(Entries with figure data)
□ □ □

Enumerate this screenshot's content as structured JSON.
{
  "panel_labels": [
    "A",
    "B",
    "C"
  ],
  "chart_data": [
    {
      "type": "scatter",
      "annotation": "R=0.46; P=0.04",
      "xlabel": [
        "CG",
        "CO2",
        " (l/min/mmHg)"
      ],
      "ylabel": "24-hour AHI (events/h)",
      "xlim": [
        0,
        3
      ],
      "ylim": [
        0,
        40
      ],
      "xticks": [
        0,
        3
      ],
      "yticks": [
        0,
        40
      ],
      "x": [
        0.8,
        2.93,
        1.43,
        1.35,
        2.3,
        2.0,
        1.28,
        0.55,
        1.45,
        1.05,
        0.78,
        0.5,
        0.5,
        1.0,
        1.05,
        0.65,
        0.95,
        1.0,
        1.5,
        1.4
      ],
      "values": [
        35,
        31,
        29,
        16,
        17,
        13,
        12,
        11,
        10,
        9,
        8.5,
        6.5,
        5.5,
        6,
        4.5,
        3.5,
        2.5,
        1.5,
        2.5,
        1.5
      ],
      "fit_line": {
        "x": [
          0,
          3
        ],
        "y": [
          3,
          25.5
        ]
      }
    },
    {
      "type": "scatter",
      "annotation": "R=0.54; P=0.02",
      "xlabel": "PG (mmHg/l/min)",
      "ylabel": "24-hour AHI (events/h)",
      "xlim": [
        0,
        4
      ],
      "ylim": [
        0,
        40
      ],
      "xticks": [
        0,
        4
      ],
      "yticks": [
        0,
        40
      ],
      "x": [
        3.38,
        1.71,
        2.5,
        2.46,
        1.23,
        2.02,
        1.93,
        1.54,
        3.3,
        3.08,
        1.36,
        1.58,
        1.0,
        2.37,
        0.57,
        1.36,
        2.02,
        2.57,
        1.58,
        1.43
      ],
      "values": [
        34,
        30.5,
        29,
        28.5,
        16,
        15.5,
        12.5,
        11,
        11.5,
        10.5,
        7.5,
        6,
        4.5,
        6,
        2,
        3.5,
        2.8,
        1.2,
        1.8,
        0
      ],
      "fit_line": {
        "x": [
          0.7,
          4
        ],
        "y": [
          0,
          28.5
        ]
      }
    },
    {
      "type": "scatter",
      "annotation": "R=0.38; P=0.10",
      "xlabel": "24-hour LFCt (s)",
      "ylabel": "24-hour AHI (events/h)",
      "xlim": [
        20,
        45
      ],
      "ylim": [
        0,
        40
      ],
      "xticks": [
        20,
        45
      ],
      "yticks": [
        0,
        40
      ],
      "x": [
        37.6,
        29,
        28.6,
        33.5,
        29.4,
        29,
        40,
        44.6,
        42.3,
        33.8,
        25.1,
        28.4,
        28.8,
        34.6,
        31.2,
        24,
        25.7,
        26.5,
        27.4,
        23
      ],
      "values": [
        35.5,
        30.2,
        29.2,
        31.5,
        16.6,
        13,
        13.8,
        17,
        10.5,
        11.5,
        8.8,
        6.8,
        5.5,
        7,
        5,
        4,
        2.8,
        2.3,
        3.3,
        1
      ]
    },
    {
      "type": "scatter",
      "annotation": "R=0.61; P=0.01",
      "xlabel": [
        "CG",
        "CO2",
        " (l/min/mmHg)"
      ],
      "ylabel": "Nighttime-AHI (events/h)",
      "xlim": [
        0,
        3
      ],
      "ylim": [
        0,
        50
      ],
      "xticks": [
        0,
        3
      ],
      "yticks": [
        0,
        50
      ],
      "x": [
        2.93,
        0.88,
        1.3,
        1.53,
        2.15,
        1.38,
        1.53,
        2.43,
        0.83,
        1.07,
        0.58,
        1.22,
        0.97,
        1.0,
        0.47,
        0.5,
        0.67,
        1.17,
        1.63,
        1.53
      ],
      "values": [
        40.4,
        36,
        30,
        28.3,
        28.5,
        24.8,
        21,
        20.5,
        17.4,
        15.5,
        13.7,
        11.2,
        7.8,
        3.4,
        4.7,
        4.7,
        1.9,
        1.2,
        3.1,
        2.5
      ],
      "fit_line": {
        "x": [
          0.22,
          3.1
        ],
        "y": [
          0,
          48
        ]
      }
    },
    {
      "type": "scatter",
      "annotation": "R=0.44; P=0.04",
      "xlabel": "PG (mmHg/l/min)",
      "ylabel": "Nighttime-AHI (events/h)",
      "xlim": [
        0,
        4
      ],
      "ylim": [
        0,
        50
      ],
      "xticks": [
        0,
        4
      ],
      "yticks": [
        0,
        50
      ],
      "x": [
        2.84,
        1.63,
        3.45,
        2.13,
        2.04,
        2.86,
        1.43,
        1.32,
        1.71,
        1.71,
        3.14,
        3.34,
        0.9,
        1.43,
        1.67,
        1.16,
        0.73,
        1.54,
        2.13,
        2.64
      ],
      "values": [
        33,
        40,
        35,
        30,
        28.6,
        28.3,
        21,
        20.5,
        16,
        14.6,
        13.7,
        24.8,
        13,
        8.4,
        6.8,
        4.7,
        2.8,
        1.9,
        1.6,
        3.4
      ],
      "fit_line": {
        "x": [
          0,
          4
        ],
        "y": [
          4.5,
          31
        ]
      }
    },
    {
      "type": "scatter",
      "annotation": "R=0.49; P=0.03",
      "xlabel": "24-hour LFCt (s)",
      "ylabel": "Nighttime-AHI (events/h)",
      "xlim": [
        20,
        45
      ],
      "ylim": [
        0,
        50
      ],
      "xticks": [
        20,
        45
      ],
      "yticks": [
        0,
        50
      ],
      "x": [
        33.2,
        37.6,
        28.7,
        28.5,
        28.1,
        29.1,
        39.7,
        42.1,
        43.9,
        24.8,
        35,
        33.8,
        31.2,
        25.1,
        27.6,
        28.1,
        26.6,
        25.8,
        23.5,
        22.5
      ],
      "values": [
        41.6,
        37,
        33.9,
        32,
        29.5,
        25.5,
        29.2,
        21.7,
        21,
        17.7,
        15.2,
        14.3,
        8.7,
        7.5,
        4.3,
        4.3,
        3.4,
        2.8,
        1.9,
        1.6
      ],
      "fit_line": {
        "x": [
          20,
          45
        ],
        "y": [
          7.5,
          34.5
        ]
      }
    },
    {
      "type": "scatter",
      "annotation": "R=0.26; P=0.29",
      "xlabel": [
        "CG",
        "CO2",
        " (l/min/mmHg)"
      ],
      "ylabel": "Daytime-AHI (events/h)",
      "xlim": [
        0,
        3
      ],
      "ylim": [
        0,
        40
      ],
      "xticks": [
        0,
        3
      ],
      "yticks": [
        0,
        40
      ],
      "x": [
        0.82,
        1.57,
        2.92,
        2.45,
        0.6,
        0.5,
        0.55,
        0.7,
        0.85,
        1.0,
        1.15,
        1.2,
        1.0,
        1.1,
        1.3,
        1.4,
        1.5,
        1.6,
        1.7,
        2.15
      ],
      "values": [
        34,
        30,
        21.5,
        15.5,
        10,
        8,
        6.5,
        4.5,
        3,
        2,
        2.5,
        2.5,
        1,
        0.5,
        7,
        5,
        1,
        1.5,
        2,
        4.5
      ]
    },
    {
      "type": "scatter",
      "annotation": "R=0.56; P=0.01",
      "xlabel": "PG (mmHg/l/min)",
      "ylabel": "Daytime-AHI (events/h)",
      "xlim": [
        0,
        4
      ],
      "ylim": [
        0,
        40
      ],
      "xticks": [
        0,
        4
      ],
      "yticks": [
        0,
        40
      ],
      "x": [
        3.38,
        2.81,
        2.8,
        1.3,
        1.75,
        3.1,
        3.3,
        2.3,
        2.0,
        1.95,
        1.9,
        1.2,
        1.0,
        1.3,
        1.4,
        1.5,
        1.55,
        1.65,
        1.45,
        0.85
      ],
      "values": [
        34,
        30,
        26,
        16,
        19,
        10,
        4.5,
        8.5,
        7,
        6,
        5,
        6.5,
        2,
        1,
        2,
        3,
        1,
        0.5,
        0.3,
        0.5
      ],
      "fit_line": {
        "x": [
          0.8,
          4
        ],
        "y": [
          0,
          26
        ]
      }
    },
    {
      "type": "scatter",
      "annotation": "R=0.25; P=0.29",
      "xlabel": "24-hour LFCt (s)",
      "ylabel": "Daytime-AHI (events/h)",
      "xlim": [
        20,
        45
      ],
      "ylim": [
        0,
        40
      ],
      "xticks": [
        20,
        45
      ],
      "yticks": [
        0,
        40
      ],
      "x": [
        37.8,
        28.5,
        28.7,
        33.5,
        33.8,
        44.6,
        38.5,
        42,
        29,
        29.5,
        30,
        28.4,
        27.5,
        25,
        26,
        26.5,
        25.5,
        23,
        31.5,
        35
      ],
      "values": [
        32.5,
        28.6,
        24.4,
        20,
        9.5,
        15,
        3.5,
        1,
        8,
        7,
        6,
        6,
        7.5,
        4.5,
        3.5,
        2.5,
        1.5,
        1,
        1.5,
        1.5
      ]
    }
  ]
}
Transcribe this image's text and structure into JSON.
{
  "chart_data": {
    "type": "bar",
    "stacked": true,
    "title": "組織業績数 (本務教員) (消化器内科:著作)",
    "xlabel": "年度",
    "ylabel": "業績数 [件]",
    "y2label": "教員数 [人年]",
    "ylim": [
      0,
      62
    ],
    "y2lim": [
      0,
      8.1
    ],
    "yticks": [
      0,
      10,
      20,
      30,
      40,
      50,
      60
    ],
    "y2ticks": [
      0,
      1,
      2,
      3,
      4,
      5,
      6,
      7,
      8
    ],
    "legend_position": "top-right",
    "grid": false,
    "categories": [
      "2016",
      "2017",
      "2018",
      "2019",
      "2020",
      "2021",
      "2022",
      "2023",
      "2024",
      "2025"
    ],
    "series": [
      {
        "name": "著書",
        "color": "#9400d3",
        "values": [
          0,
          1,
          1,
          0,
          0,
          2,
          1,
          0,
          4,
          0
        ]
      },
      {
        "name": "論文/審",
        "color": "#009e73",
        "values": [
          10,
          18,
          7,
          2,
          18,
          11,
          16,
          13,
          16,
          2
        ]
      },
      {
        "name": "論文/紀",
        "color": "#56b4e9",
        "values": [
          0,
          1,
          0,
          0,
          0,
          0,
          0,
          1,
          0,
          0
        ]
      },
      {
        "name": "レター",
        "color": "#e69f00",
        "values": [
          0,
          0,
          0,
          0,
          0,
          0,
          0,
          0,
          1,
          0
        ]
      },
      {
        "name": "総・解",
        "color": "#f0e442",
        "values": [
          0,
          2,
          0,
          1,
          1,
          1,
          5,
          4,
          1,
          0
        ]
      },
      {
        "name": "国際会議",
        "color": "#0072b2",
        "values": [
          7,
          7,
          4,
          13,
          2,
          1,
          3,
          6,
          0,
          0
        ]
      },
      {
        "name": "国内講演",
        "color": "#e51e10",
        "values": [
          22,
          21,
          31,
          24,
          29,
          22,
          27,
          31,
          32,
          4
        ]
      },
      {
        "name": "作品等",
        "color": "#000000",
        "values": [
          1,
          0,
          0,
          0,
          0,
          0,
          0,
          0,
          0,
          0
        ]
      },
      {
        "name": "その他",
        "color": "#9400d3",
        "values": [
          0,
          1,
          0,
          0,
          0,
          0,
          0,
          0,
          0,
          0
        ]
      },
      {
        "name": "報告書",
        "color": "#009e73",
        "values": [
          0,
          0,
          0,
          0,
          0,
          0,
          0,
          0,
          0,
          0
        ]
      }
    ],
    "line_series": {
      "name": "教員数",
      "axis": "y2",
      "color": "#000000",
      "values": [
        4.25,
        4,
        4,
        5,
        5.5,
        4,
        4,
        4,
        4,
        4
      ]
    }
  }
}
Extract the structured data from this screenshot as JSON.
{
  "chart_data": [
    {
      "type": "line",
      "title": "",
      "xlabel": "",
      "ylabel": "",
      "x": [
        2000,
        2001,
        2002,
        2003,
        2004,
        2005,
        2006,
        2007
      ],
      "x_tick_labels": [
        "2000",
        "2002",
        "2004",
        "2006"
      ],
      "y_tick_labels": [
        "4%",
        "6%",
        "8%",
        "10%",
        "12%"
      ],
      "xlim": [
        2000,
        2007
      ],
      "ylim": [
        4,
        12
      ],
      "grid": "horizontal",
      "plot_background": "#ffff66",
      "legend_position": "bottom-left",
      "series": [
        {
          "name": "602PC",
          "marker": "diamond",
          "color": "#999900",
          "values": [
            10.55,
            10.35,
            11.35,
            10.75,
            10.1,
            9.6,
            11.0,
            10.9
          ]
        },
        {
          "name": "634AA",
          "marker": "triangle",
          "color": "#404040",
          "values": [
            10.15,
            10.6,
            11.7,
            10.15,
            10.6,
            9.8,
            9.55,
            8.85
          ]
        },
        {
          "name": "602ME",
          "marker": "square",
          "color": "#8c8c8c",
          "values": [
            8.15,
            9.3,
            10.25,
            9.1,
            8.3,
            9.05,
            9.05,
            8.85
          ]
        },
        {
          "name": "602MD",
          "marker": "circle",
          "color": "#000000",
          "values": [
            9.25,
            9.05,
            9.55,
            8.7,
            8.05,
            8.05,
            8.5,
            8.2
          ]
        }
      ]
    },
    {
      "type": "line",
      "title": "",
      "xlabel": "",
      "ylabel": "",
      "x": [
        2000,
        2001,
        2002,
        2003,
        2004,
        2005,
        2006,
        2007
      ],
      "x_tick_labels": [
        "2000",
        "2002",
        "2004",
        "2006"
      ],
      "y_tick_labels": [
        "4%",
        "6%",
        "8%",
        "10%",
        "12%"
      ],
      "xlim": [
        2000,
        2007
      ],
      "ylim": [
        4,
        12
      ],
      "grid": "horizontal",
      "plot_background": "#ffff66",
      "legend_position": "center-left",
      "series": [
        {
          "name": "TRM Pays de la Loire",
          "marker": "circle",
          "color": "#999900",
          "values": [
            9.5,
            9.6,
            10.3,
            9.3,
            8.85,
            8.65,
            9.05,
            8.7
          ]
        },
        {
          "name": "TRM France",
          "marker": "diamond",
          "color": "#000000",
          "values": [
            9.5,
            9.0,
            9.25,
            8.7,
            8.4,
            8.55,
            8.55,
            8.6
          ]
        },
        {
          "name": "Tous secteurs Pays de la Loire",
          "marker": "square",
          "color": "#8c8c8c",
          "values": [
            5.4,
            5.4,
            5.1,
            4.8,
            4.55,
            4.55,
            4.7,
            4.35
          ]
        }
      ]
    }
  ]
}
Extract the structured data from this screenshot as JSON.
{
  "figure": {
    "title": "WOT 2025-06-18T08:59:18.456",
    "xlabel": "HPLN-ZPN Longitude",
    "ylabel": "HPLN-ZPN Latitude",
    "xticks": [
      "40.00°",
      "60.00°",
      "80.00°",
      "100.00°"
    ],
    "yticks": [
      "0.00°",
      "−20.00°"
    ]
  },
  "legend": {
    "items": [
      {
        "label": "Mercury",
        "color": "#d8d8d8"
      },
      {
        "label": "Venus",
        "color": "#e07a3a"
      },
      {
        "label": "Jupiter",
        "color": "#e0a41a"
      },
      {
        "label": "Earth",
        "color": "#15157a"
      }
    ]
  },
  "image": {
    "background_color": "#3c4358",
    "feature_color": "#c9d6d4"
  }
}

□ □ □

**EXERCISE DETAILS:**
How many lines of the listing above include the word "this"? Reply with the number alone.

**TASK ANSWER:**
4